In summary, a young boy named Tommy is frightened of his basement, and has been so from a very young age. The door stands in the kitchen, the single room in the house where Tommy doesn’t act like a perfectly happy little fellow. When open, he screams bloody murder until mom or pop closes and locks it, taking the extra measure of stuffing the cracks in the doorframe with rags and the like, worshipping the lock with kisses and caresses. Childhood binding magic.

His parents, total yokels, are put out, and employ old-time parenting techniques like “thrashing” him and sending him to bed without his supper for this single bit of insolence. Tommy grows up, and at five years of age, in preparation for school, they take him to see the family doctor. Naturally, he is perfect health, but his basement fear is brought up. In private, Tommy tells the doctor there’s something down there, something bad, but when pressed to describe it, he reveals that he doesn’t know what it is… he just knows that IT is down there. The doc advises Tommy’s parents to nail the door open and leave Tommy in the kitchen for an hour so he’ll see his fears are groundless. Since this isn’t inspirational glurge from Reader’s Digest, you can guess where this is going.

And here was my other bout with self-doubt and potential false memory. I knew the story existed, but other than a vaguely remembered title (“The Thing in the Basement” sounded right, but seemed too vague). I couldn’t find it at the library, and I wondered whether it was the work of a classmate’s older sister or brother (hence the typewritten manuscript). The story, as I recalled it, was a perfect frame on which to hang a horror story. The tropes are all there: helpless, frightened victim whom nobody believes; a subterranean place that radiates evil; clueless authority figures—it seems like it could only exist in the abstract, as every horror story.

But. It. Did. Exist. You bless us with your beautiful bounty, oh Internet.

Whatever its provenance, David Keller’s “The Thing in the Cellar” messed with my head even more than “The Dark.” Rereading it today I see that Dr. Keller was an adequate writer who knew that while saying the monster we don’t see is more frightening than the one we do is clichéd, it’s nonetheless true. Stylistically, the story is a bit dated and clunky. The parents bug me. They’re slack-jawed, working-class rubes—what I garner from Keller’s dialogue, which is as realistic as Lovecraft’s incomprehensible rural Yankees—existing only to provide the means for their son’s destruction. Keller fears contractions, and the sentences lack flow. Maybe that was a conscious decision, but if so I don’t see what purpose it serves. From start to finish it’s like walking through a field of tall grass, stumbling on hidden rocks.

But time heals all wounds and, with luck, makes one smarter. I didn’t know Shinola about good writin’ back then. I concentrated on plot, and the plot for “The Thing in the Cellar” is scary as hell because it’s fill-in-the-blank. When you’re a child, you spend most of your time filling in blanks, often with erroneous info. See, I knew what Tommy was afraid of, I knew it because I had my own basement monsters. Somewhere I encountered a picture of a Metaluna mutant, and for a month I thought one was huddled behind the couch in my dad’s basement den. I can still it in my mind’s eye, shambling up the steps, ready to rip off my head with its claws. Now I’d probably just side-kick it back down the stairs and run like hell.

WHAT TO DO »
(a) Transcribe the piece about "The Thing in the Cellar," starting at "And here was" and ending at "bounty, oh Internet.".
(b) According to the piece about "The Thing in the Cellar," why did its plot frighten the writer as a child?
The material has no part in this.

INFORMATION SHOWN »
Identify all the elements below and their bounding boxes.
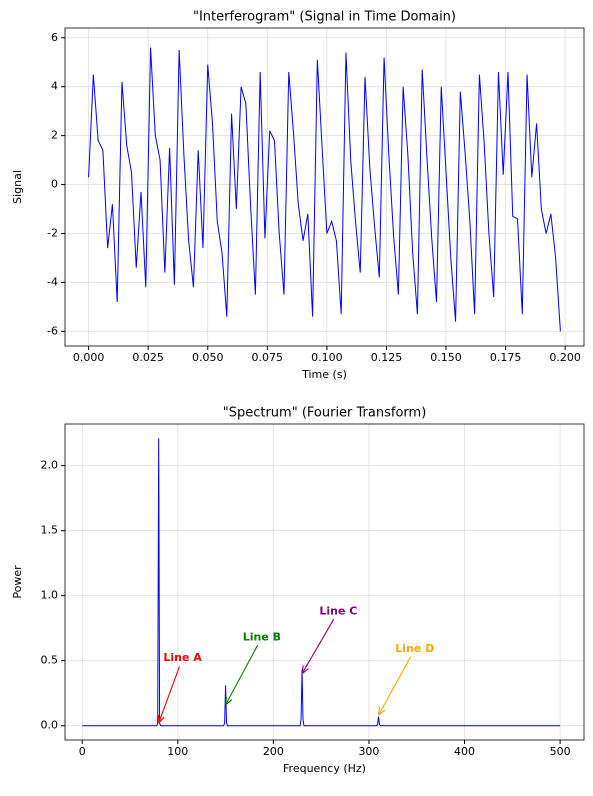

WRITTEN RESPONSES »
(a)
And here was my other bout with self-doubt and potential false memory. I knew the story existed, but other than a vaguely remembered title (“The Thing in the Basement” sounded right, but seemed too vague). I couldn’t find it at the library, and I wondered whether it was the work of a classmate’s older sister or brother (hence the typewritten manuscript). The story, as I recalled it, was a perfect frame on which to hang a horror story. The tropes are all there: helpless, frightened victim whom nobody believes; a subterranean place that radiates evil; clueless authority figures—it seems like it could only exist in the abstract, as every horror story.

But. It. Did. Exist. You bless us with your beautiful bounty, oh Internet.

(b) The plot was frightening because it is fill-in-the-blank. Children spend much of their time filling in blanks. The writer had basement monsters of their own and so knew what Tommy was afraid of.